■ What to do:
Extract every line below, verbatim.

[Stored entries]

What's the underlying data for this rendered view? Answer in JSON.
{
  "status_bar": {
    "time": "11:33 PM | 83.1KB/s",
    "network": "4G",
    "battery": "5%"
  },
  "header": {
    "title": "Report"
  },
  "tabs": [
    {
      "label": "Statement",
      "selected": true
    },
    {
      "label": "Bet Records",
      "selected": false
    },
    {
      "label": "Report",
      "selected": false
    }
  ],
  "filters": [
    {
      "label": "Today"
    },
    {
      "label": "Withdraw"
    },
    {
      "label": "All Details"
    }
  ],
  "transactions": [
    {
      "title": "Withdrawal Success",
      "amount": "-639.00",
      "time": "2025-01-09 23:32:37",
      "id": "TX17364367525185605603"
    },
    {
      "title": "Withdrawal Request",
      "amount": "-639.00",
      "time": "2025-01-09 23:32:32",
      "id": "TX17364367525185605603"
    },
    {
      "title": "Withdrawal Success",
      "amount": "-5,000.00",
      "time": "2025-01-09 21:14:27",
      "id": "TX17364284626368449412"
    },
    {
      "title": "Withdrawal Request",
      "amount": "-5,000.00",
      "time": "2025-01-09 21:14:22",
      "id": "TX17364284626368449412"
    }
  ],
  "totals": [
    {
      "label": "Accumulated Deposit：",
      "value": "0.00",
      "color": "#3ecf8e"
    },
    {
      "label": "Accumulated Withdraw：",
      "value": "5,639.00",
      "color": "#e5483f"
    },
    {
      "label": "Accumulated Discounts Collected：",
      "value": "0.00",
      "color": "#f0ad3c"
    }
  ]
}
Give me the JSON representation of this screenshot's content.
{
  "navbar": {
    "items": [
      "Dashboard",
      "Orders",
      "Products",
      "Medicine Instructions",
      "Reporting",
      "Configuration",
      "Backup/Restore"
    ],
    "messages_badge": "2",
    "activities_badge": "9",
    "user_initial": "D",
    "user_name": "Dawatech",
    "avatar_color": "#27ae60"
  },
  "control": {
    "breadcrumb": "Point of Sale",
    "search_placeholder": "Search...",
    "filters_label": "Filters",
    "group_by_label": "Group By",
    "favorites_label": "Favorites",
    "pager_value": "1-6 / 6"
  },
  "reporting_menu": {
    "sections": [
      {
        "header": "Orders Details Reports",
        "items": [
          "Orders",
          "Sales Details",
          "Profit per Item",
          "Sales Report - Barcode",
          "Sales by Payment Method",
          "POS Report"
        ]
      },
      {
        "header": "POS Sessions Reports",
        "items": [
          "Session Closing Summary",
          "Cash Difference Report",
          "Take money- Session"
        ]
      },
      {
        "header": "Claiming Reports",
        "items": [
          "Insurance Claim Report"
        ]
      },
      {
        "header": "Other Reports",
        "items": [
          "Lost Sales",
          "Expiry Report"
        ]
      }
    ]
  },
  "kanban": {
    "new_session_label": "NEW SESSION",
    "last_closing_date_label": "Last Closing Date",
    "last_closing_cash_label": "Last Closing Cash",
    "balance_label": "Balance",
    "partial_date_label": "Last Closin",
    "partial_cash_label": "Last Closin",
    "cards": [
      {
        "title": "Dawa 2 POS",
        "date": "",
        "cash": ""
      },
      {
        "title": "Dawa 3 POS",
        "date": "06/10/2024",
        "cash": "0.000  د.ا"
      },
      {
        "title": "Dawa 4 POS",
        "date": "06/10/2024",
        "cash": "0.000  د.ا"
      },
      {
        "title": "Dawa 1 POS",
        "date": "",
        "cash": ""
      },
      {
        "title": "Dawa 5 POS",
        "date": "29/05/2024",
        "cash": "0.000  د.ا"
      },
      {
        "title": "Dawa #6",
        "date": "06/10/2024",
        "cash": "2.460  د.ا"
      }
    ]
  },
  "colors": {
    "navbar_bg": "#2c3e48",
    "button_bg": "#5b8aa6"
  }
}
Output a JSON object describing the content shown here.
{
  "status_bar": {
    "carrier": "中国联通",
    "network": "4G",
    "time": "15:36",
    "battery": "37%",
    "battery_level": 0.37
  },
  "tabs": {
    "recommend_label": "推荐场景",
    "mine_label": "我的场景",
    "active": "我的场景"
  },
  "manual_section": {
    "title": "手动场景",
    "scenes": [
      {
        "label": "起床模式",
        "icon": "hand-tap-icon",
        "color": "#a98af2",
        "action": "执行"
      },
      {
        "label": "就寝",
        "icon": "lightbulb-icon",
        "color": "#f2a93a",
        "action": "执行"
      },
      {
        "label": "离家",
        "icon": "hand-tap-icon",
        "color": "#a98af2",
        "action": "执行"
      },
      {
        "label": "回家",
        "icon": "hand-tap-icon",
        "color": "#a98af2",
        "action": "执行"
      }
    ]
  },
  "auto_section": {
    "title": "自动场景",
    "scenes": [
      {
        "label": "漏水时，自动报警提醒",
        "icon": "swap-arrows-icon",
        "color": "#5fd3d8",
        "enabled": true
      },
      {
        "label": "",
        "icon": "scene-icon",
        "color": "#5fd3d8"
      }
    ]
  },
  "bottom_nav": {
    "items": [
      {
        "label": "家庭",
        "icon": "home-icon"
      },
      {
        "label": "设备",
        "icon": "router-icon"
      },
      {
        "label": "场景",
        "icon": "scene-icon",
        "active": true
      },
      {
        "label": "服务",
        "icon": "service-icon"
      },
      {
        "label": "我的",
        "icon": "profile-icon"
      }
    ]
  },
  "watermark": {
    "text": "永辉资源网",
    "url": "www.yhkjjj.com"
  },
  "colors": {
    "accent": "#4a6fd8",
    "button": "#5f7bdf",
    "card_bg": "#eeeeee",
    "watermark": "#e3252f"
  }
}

■ Expected answer:
What's the underlying data for this rendered view? Answer in JSON.
{
  "status_bar": {
    "time": "11:33 PM | 83.1KB/s",
    "network": "4G",
    "battery": "5%"
  },
  "header": {
    "title": "Report"
  },
  "tabs": [
    {
      "label": "Statement",
      "selected": true
    },
    {
      "label": "Bet Records",
      "selected": false
    },
    {
      "label": "Report",
      "selected": false
    }
  ],
  "filters": [
    {
      "label": "Today"
    },
    {
      "label": "Withdraw"
    },
    {
      "label": "All Details"
    }
  ],
  "transactions": [
    {
      "title": "Withdrawal Success",
      "amount": "-639.00",
      "time": "2025-01-09 23:32:37",
      "id": "TX17364367525185605603"
    },
    {
      "title": "Withdrawal Request",
      "amount": "-639.00",
      "time": "2025-01-09 23:32:32",
      "id": "TX17364367525185605603"
    },
    {
      "title": "Withdrawal Success",
      "amount": "-5,000.00",
      "time": "2025-01-09 21:14:27",
      "id": "TX17364284626368449412"
    },
    {
      "title": "Withdrawal Request",
      "amount": "-5,000.00",
      "time": "2025-01-09 21:14:22",
      "id": "TX17364284626368449412"
    }
  ],
  "totals": [
    {
      "label": "Accumulated Deposit：",
      "value": "0.00",
      "color": "#3ecf8e"
    },
    {
      "label": "Accumulated Withdraw：",
      "value": "5,639.00",
      "color": "#e5483f"
    },
    {
      "label": "Accumulated Discounts Collected：",
      "value": "0.00",
      "color": "#f0ad3c"
    }
  ]
}
Give me the JSON representation of this screenshot's content.
{
  "navbar": {
    "items": [
      "Dashboard",
      "Orders",
      "Products",
      "Medicine Instructions",
      "Reporting",
      "Configuration",
      "Backup/Restore"
    ],
    "messages_badge": "2",
    "activities_badge": "9",
    "user_initial": "D",
    "user_name": "Dawatech",
    "avatar_color": "#27ae60"
  },
  "control": {
    "breadcrumb": "Point of Sale",
    "search_placeholder": "Search...",
    "filters_label": "Filters",
    "group_by_label": "Group By",
    "favorites_label": "Favorites",
    "pager_value": "1-6 / 6"
  },
  "reporting_menu": {
    "sections": [
      {
        "header": "Orders Details Reports",
        "items": [
          "Orders",
          "Sales Details",
          "Profit per Item",
          "Sales Report - Barcode",
          "Sales by Payment Method",
          "POS Report"
        ]
      },
      {
        "header": "POS Sessions Reports",
        "items": [
          "Session Closing Summary",
          "Cash Difference Report",
          "Take money- Session"
        ]
      },
      {
        "header": "Claiming Reports",
        "items": [
          "Insurance Claim Report"
        ]
      },
      {
        "header": "Other Reports",
        "items": [
          "Lost Sales",
          "Expiry Report"
        ]
      }
    ]
  },
  "kanban": {
    "new_session_label": "NEW SESSION",
    "last_closing_date_label": "Last Closing Date",
    "last_closing_cash_label": "Last Closing Cash",
    "balance_label": "Balance",
    "partial_date_label": "Last Closin",
    "partial_cash_label": "Last Closin",
    "cards": [
      {
        "title": "Dawa 2 POS",
        "date": "",
        "cash": ""
      },
      {
        "title": "Dawa 3 POS",
        "date": "06/10/2024",
        "cash": "0.000  د.ا"
      },
      {
        "title": "Dawa 4 POS",
        "date": "06/10/2024",
        "cash": "0.000  د.ا"
      },
      {
        "title": "Dawa 1 POS",
        "date": "",
        "cash": ""
      },
      {
        "title": "Dawa 5 POS",
        "date": "29/05/2024",
        "cash": "0.000  د.ا"
      },
      {
        "title": "Dawa #6",
        "date": "06/10/2024",
        "cash": "2.460  د.ا"
      }
    ]
  },
  "colors": {
    "navbar_bg": "#2c3e48",
    "button_bg": "#5b8aa6"
  }
}
Output a JSON object describing the content shown here.
{
  "status_bar": {
    "carrier": "中国联通",
    "network": "4G",
    "time": "15:36",
    "battery": "37%",
    "battery_level": 0.37
  },
  "tabs": {
    "recommend_label": "推荐场景",
    "mine_label": "我的场景",
    "active": "我的场景"
  },
  "manual_section": {
    "title": "手动场景",
    "scenes": [
      {
        "label": "起床模式",
        "icon": "hand-tap-icon",
        "color": "#a98af2",
        "action": "执行"
      },
      {
        "label": "就寝",
        "icon": "lightbulb-icon",
        "color": "#f2a93a",
        "action": "执行"
      },
      {
        "label": "离家",
        "icon": "hand-tap-icon",
        "color": "#a98af2",
        "action": "执行"
      },
      {
        "label": "回家",
        "icon": "hand-tap-icon",
        "color": "#a98af2",
        "action": "执行"
      }
    ]
  },
  "auto_section": {
    "title": "自动场景",
    "scenes": [
      {
        "label": "漏水时，自动报警提醒",
        "icon": "swap-arrows-icon",
        "color": "#5fd3d8",
        "enabled": true
      },
      {
        "label": "",
        "icon": "scene-icon",
        "color": "#5fd3d8"
      }
    ]
  },
  "bottom_nav": {
    "items": [
      {
        "label": "家庭",
        "icon": "home-icon"
      },
      {
        "label": "设备",
        "icon": "router-icon"
      },
      {
        "label": "场景",
        "icon": "scene-icon",
        "active": true
      },
      {
        "label": "服务",
        "icon": "service-icon"
      },
      {
        "label": "我的",
        "icon": "profile-icon"
      }
    ]
  },
  "watermark": {
    "text": "永辉资源网",
    "url": "www.yhkjjj.com"
  },
  "colors": {
    "accent": "#4a6fd8",
    "button": "#5f7bdf",
    "card_bg": "#eeeeee",
    "watermark": "#e3252f"
  }
}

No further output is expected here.